>>>

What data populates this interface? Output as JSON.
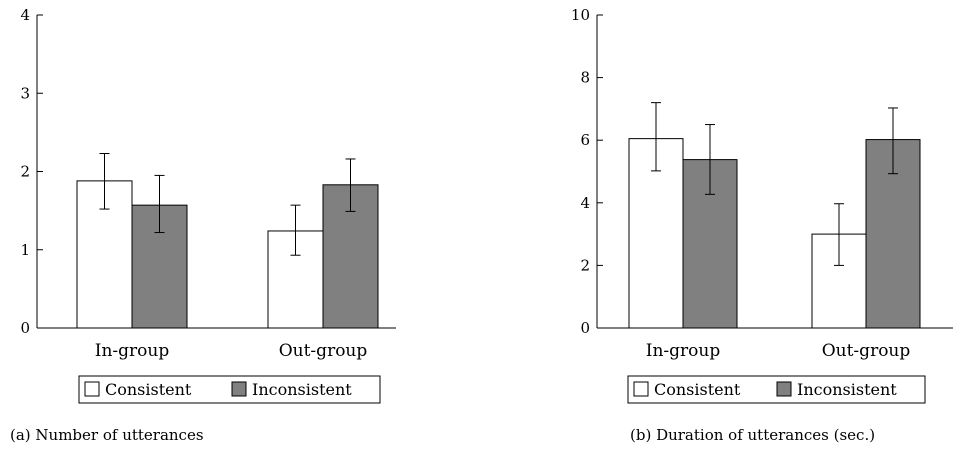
{
  "chart_data": [
    {
      "type": "bar",
      "title": "",
      "xlabel": "",
      "ylabel": "",
      "ylim": [
        0,
        4
      ],
      "yticks": [
        0,
        1,
        2,
        3,
        4
      ],
      "categories": [
        "In-group",
        "Out-group"
      ],
      "series": [
        {
          "name": "Consistent",
          "color": "#ffffff",
          "values": [
            1.88,
            1.24
          ],
          "err_low": [
            1.52,
            0.93
          ],
          "err_high": [
            2.23,
            1.57
          ]
        },
        {
          "name": "Inconsistent",
          "color": "#808080",
          "values": [
            1.57,
            1.83
          ],
          "err_low": [
            1.22,
            1.49
          ],
          "err_high": [
            1.95,
            2.16
          ]
        }
      ],
      "legend_position": "bottom",
      "caption": "(a) Number of utterances"
    },
    {
      "type": "bar",
      "title": "",
      "xlabel": "",
      "ylabel": "",
      "ylim": [
        0,
        10
      ],
      "yticks": [
        0,
        2,
        4,
        6,
        8,
        10
      ],
      "categories": [
        "In-group",
        "Out-group"
      ],
      "series": [
        {
          "name": "Consistent",
          "color": "#ffffff",
          "values": [
            6.05,
            3.0
          ],
          "err_low": [
            5.02,
            2.0
          ],
          "err_high": [
            7.2,
            3.97
          ]
        },
        {
          "name": "Inconsistent",
          "color": "#808080",
          "values": [
            5.38,
            6.02
          ],
          "err_low": [
            4.27,
            4.93
          ],
          "err_high": [
            6.5,
            7.03
          ]
        }
      ],
      "legend_position": "bottom",
      "caption": "(b) Duration of utterances (sec.)"
    }
  ]
}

<<<

▶ **TASK DESCRIPTION**
Retype all of the entries exactly as written, leaving out any images.

▶ **FULL RESPONSE**
What data populates this interface? Output as JSON.
{
  "chart_data": [
    {
      "type": "bar",
      "title": "",
      "xlabel": "",
      "ylabel": "",
      "ylim": [
        0,
        4
      ],
      "yticks": [
        0,
        1,
        2,
        3,
        4
      ],
      "categories": [
        "In-group",
        "Out-group"
      ],
      "series": [
        {
          "name": "Consistent",
          "color": "#ffffff",
          "values": [
            1.88,
            1.24
          ],
          "err_low": [
            1.52,
            0.93
          ],
          "err_high": [
            2.23,
            1.57
          ]
        },
        {
          "name": "Inconsistent",
          "color": "#808080",
          "values": [
            1.57,
            1.83
          ],
          "err_low": [
            1.22,
            1.49
          ],
          "err_high": [
            1.95,
            2.16
          ]
        }
      ],
      "legend_position": "bottom",
      "caption": "(a) Number of utterances"
    },
    {
      "type": "bar",
      "title": "",
      "xlabel": "",
      "ylabel": "",
      "ylim": [
        0,
        10
      ],
      "yticks": [
        0,
        2,
        4,
        6,
        8,
        10
      ],
      "categories": [
        "In-group",
        "Out-group"
      ],
      "series": [
        {
          "name": "Consistent",
          "color": "#ffffff",
          "values": [
            6.05,
            3.0
          ],
          "err_low": [
            5.02,
            2.0
          ],
          "err_high": [
            7.2,
            3.97
          ]
        },
        {
          "name": "Inconsistent",
          "color": "#808080",
          "values": [
            5.38,
            6.02
          ],
          "err_low": [
            4.27,
            4.93
          ],
          "err_high": [
            6.5,
            7.03
          ]
        }
      ],
      "legend_position": "bottom",
      "caption": "(b) Duration of utterances (sec.)"
    }
  ]
}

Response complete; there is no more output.